**Given information**.
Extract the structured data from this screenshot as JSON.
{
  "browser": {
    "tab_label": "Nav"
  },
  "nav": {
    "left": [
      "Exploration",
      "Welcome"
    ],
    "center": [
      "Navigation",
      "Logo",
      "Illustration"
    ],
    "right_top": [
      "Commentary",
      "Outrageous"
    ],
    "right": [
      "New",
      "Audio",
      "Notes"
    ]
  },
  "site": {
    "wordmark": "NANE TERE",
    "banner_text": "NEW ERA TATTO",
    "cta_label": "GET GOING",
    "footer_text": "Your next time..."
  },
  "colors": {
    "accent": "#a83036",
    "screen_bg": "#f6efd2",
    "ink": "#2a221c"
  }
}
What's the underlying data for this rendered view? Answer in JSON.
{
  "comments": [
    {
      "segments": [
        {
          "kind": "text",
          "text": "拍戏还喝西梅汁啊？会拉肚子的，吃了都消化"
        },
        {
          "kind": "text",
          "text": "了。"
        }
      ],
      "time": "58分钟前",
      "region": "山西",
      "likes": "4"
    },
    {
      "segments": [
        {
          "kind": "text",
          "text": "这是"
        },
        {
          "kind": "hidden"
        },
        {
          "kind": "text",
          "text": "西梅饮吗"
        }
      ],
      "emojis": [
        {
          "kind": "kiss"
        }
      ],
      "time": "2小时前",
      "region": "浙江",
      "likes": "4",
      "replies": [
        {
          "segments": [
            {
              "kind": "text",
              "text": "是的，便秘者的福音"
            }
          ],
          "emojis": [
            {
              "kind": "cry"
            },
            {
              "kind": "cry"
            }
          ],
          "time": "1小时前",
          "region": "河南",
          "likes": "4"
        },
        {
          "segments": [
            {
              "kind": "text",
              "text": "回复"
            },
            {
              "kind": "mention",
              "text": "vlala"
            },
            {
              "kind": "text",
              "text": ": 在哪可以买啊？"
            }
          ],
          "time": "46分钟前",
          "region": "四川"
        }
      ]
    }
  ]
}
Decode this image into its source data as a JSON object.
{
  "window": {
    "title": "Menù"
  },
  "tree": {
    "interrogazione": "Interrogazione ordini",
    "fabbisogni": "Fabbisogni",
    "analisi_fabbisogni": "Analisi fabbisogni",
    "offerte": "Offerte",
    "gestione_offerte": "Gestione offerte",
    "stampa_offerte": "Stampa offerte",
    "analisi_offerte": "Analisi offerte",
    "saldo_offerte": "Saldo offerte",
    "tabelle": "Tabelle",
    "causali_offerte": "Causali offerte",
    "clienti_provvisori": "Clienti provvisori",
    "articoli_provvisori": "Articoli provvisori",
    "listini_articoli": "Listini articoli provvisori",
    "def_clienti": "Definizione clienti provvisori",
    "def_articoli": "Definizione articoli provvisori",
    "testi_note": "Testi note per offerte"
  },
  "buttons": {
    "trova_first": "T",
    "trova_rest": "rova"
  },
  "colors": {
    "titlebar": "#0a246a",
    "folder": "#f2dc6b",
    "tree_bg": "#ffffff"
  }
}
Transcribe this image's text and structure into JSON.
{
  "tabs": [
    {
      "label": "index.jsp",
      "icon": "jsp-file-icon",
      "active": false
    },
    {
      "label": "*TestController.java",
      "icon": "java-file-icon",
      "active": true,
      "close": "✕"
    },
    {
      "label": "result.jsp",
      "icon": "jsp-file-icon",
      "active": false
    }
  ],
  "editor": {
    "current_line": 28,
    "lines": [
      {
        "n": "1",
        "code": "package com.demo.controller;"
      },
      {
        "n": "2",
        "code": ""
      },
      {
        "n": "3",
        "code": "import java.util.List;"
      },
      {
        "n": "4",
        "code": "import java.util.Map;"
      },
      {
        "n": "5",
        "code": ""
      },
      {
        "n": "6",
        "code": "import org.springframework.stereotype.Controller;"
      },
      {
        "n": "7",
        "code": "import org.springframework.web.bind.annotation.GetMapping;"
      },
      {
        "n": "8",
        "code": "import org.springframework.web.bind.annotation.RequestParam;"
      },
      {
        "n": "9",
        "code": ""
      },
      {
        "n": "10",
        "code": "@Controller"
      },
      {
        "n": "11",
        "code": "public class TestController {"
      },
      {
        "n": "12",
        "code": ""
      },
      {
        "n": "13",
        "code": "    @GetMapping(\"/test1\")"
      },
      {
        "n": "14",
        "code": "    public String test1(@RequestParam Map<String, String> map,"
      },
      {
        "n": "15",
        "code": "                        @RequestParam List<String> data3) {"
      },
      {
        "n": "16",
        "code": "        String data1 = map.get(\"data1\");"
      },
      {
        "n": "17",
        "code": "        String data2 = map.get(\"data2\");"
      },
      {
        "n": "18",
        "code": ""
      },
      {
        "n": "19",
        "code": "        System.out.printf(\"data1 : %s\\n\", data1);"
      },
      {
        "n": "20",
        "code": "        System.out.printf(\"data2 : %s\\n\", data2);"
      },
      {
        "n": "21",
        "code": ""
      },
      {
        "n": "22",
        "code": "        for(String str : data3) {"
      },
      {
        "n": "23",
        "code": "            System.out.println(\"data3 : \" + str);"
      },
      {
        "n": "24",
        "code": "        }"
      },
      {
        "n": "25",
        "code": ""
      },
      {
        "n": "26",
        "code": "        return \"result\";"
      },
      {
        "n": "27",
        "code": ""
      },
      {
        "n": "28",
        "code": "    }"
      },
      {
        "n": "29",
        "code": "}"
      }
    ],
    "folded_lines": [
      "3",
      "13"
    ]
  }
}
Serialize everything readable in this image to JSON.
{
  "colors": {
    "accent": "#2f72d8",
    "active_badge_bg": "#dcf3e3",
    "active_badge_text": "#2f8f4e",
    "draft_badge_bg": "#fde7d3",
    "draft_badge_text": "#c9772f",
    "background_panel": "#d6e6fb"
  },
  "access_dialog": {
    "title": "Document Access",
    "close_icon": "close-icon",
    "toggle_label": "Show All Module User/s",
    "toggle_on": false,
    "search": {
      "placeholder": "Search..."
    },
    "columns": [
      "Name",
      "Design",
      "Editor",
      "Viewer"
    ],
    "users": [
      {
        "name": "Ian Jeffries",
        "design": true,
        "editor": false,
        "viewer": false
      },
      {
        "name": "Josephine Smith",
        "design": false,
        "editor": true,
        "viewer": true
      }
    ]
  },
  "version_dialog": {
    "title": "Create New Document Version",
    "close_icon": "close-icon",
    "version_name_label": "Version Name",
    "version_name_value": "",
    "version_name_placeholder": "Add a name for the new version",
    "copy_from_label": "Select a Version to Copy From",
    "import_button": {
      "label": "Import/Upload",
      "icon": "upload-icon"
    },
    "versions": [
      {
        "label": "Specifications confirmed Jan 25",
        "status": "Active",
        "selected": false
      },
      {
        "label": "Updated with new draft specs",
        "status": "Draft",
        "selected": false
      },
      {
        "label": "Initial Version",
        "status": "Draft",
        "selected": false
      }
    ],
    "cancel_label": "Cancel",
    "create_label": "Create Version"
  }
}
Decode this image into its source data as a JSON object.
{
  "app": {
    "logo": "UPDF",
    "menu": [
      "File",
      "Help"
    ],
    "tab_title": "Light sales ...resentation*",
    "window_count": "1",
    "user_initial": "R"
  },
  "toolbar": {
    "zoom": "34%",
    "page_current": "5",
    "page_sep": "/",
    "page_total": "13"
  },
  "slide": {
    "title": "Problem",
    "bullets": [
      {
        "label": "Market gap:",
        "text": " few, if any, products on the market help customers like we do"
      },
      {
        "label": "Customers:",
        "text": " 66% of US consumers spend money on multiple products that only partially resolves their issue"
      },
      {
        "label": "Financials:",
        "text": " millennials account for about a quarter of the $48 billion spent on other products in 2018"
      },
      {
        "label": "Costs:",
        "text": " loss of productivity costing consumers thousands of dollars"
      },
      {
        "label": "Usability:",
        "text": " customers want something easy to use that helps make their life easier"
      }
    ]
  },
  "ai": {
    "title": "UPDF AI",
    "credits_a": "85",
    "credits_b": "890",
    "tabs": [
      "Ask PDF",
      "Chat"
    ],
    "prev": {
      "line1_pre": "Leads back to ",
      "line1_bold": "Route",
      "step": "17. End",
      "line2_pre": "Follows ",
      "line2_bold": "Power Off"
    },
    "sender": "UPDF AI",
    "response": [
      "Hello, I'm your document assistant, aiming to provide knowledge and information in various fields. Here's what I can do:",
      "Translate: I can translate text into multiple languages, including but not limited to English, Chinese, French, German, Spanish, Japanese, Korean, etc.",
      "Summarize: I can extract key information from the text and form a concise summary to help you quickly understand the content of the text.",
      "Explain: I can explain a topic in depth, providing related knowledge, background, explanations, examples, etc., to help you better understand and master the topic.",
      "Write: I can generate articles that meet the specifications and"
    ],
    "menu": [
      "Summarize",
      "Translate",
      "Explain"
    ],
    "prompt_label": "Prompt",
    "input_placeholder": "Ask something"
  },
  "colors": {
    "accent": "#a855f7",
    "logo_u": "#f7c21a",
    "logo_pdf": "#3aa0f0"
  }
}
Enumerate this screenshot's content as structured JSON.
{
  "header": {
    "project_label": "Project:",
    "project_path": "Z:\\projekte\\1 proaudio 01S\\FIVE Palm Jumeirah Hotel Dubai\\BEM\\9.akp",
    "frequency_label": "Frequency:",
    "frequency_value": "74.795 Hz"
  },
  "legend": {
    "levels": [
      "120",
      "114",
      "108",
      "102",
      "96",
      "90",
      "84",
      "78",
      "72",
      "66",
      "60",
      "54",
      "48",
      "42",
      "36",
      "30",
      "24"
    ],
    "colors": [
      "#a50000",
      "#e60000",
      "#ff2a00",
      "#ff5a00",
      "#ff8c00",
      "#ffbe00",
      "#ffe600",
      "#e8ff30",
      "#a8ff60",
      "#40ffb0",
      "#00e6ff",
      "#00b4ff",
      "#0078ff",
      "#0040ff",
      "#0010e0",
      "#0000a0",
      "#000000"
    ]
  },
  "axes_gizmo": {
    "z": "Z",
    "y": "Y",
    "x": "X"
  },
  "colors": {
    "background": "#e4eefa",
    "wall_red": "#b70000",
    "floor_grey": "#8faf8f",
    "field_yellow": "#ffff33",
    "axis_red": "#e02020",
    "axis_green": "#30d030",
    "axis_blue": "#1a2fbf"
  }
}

**Your instructions**. Gather each line in these records that contains the string "multiple".

**Answer to the exercise**.
        "text": " 66% of US consumers spend money on multiple products that only partially resolves their issue"
      "Translate: I can translate text into multiple languages, including but not limited to English, Chinese, French, German, Spanish, Japanese, Korean, etc.",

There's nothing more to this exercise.